AIM OF THE TASK =>
All of the data must be printed exactly; please include every line.
::: DATASET EXTRACT
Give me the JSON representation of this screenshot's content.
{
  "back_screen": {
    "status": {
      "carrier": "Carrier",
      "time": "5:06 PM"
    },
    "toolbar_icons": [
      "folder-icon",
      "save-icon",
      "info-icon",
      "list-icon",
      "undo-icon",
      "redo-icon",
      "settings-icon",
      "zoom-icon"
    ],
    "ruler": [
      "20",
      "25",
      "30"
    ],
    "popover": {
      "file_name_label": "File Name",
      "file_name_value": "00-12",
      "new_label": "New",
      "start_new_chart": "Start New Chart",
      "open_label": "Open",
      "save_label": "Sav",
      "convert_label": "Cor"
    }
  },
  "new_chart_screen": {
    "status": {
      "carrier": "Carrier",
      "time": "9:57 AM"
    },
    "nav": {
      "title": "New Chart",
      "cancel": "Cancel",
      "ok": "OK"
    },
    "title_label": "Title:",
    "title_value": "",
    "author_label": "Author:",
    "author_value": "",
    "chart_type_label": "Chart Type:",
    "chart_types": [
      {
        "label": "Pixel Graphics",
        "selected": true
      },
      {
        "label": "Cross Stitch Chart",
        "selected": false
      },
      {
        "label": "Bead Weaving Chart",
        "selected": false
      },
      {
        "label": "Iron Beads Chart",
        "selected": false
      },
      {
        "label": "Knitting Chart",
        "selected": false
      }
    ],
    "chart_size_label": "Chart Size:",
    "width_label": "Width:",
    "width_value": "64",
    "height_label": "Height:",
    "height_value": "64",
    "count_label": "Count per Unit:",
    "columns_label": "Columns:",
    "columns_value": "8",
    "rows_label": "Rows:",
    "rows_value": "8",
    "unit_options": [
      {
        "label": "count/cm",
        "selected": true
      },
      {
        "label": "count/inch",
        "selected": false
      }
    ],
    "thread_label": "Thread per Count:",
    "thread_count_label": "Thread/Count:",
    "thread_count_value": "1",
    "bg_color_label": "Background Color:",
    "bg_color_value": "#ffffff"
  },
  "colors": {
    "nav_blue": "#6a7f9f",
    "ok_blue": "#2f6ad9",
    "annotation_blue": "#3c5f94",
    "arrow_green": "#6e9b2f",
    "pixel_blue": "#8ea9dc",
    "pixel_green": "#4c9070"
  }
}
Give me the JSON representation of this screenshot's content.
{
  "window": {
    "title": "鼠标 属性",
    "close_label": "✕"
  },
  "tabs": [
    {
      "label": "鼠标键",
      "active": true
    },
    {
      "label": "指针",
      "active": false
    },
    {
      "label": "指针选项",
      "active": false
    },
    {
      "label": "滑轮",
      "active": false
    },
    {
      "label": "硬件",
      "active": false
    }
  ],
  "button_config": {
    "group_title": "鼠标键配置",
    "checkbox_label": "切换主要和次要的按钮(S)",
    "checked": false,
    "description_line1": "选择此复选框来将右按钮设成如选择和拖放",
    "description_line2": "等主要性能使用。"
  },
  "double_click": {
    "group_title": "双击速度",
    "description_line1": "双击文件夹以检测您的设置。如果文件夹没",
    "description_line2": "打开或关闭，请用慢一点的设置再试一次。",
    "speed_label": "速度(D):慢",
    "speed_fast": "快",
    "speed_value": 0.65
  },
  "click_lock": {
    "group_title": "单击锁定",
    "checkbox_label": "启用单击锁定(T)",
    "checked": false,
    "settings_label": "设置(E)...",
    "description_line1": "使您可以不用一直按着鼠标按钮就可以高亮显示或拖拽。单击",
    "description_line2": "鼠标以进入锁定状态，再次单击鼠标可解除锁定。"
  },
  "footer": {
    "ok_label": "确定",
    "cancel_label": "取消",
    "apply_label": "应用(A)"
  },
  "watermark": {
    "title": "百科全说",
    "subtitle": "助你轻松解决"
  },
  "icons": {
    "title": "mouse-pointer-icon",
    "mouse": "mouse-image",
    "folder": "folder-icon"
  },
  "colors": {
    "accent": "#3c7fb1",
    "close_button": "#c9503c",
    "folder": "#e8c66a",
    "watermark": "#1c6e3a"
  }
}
::::::
RESULT FOR THIS EXERCISE =>
Give me the JSON representation of this screenshot's content.
{
  "back_screen": {
    "status": {
      "carrier": "Carrier",
      "time": "5:06 PM"
    },
    "toolbar_icons": [
      "folder-icon",
      "save-icon",
      "info-icon",
      "list-icon",
      "undo-icon",
      "redo-icon",
      "settings-icon",
      "zoom-icon"
    ],
    "ruler": [
      "20",
      "25",
      "30"
    ],
    "popover": {
      "file_name_label": "File Name",
      "file_name_value": "00-12",
      "new_label": "New",
      "start_new_chart": "Start New Chart",
      "open_label": "Open",
      "save_label": "Sav",
      "convert_label": "Cor"
    }
  },
  "new_chart_screen": {
    "status": {
      "carrier": "Carrier",
      "time": "9:57 AM"
    },
    "nav": {
      "title": "New Chart",
      "cancel": "Cancel",
      "ok": "OK"
    },
    "title_label": "Title:",
    "title_value": "",
    "author_label": "Author:",
    "author_value": "",
    "chart_type_label": "Chart Type:",
    "chart_types": [
      {
        "label": "Pixel Graphics",
        "selected": true
      },
      {
        "label": "Cross Stitch Chart",
        "selected": false
      },
      {
        "label": "Bead Weaving Chart",
        "selected": false
      },
      {
        "label": "Iron Beads Chart",
        "selected": false
      },
      {
        "label": "Knitting Chart",
        "selected": false
      }
    ],
    "chart_size_label": "Chart Size:",
    "width_label": "Width:",
    "width_value": "64",
    "height_label": "Height:",
    "height_value": "64",
    "count_label": "Count per Unit:",
    "columns_label": "Columns:",
    "columns_value": "8",
    "rows_label": "Rows:",
    "rows_value": "8",
    "unit_options": [
      {
        "label": "count/cm",
        "selected": true
      },
      {
        "label": "count/inch",
        "selected": false
      }
    ],
    "thread_label": "Thread per Count:",
    "thread_count_label": "Thread/Count:",
    "thread_count_value": "1",
    "bg_color_label": "Background Color:",
    "bg_color_value": "#ffffff"
  },
  "colors": {
    "nav_blue": "#6a7f9f",
    "ok_blue": "#2f6ad9",
    "annotation_blue": "#3c5f94",
    "arrow_green": "#6e9b2f",
    "pixel_blue": "#8ea9dc",
    "pixel_green": "#4c9070"
  }
}
Give me the JSON representation of this screenshot's content.
{
  "window": {
    "title": "鼠标 属性",
    "close_label": "✕"
  },
  "tabs": [
    {
      "label": "鼠标键",
      "active": true
    },
    {
      "label": "指针",
      "active": false
    },
    {
      "label": "指针选项",
      "active": false
    },
    {
      "label": "滑轮",
      "active": false
    },
    {
      "label": "硬件",
      "active": false
    }
  ],
  "button_config": {
    "group_title": "鼠标键配置",
    "checkbox_label": "切换主要和次要的按钮(S)",
    "checked": false,
    "description_line1": "选择此复选框来将右按钮设成如选择和拖放",
    "description_line2": "等主要性能使用。"
  },
  "double_click": {
    "group_title": "双击速度",
    "description_line1": "双击文件夹以检测您的设置。如果文件夹没",
    "description_line2": "打开或关闭，请用慢一点的设置再试一次。",
    "speed_label": "速度(D):慢",
    "speed_fast": "快",
    "speed_value": 0.65
  },
  "click_lock": {
    "group_title": "单击锁定",
    "checkbox_label": "启用单击锁定(T)",
    "checked": false,
    "settings_label": "设置(E)...",
    "description_line1": "使您可以不用一直按着鼠标按钮就可以高亮显示或拖拽。单击",
    "description_line2": "鼠标以进入锁定状态，再次单击鼠标可解除锁定。"
  },
  "footer": {
    "ok_label": "确定",
    "cancel_label": "取消",
    "apply_label": "应用(A)"
  },
  "watermark": {
    "title": "百科全说",
    "subtitle": "助你轻松解决"
  },
  "icons": {
    "title": "mouse-pointer-icon",
    "mouse": "mouse-image",
    "folder": "folder-icon"
  },
  "colors": {
    "accent": "#3c7fb1",
    "close_button": "#c9503c",
    "folder": "#e8c66a",
    "watermark": "#1c6e3a"
  }
}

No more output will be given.